### MATERIAL PROVIDED
- - -
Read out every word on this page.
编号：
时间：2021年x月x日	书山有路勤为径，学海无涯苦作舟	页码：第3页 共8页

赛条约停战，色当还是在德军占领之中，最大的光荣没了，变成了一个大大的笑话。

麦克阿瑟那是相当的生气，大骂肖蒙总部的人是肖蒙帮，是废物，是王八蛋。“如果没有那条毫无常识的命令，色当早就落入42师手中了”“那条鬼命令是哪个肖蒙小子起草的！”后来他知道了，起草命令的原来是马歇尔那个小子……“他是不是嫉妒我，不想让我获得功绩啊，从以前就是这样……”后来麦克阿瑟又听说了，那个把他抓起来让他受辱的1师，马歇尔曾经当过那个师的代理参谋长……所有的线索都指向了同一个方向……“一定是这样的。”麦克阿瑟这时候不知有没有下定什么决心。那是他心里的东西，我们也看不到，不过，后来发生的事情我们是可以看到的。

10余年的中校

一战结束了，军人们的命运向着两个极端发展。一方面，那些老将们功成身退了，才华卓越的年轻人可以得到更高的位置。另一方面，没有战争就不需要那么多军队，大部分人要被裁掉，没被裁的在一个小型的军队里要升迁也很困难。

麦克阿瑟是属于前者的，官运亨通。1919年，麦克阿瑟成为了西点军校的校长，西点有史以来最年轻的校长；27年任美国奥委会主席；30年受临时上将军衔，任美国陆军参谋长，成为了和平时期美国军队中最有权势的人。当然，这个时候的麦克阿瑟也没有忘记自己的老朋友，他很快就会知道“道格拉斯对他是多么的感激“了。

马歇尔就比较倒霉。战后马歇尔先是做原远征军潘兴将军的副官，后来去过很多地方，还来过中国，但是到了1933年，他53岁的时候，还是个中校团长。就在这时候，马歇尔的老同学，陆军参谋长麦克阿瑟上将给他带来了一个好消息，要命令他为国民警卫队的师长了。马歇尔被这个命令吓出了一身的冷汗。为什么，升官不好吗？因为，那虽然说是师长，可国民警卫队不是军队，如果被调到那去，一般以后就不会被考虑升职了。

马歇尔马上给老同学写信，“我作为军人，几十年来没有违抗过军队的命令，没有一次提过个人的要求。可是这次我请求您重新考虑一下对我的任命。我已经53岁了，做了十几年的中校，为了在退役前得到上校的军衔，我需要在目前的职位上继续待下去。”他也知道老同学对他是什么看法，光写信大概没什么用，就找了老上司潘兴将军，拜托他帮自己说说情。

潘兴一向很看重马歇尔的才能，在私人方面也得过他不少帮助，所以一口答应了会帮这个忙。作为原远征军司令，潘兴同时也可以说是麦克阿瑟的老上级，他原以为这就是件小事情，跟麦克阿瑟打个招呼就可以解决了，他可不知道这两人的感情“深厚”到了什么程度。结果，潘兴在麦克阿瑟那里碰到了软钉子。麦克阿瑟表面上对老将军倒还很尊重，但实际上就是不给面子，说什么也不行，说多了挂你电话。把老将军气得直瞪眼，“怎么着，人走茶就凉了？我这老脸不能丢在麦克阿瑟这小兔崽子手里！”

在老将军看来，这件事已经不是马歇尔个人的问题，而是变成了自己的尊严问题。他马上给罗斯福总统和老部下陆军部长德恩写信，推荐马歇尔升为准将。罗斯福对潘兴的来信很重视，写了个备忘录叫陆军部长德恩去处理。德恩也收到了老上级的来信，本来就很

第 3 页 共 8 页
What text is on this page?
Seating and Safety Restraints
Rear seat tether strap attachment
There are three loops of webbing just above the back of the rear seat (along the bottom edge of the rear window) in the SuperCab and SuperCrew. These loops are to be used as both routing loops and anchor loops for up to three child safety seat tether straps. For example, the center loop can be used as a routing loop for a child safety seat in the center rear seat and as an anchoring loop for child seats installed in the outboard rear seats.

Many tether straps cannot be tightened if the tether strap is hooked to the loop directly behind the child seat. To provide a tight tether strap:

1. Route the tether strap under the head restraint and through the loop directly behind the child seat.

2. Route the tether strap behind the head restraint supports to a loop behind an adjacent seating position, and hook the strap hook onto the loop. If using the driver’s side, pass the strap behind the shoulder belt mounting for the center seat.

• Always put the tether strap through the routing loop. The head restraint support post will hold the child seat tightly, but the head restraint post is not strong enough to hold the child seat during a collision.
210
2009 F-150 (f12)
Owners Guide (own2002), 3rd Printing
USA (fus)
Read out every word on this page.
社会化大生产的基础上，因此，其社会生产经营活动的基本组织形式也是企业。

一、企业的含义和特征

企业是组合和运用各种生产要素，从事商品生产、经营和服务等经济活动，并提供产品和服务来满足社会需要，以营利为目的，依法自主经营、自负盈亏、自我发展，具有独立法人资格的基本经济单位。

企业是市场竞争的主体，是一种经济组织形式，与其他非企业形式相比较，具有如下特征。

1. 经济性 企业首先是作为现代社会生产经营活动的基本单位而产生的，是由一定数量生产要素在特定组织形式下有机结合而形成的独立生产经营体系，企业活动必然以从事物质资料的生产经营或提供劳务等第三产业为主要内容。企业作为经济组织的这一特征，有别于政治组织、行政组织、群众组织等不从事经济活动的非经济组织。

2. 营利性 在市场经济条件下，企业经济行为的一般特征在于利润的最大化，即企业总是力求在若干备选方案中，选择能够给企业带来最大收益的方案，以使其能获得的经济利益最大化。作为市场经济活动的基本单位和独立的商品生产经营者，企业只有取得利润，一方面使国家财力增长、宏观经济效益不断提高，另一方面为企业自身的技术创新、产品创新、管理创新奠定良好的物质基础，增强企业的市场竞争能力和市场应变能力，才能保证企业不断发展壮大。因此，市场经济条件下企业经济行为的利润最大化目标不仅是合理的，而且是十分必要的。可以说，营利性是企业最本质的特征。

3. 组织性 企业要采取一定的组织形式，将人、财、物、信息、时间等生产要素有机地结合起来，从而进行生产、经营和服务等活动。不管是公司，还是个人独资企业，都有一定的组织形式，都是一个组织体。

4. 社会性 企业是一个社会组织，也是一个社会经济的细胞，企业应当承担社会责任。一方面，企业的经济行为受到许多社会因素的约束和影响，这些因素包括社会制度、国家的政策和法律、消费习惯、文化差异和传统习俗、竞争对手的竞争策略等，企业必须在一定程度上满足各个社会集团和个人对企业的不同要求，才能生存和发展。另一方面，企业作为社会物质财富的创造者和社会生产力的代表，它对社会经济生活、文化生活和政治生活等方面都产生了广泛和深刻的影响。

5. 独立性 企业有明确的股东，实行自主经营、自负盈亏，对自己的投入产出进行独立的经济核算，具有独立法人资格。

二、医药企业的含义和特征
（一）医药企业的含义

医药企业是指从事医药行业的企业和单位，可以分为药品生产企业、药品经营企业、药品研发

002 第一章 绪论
- - -
### EXERCISE REQUIREMENTS
Your task is to gather all lines from the entries above that hold the word "through".

### RESPONSE TO THE EXERCISE
1. Route the tether strap under the head restraint and through the loop directly behind the child seat.
• Always put the tether strap through the routing loop. The head restraint support post will hold the child seat tightly, but the head restraint post is not strong enough to hold the child seat during a collision.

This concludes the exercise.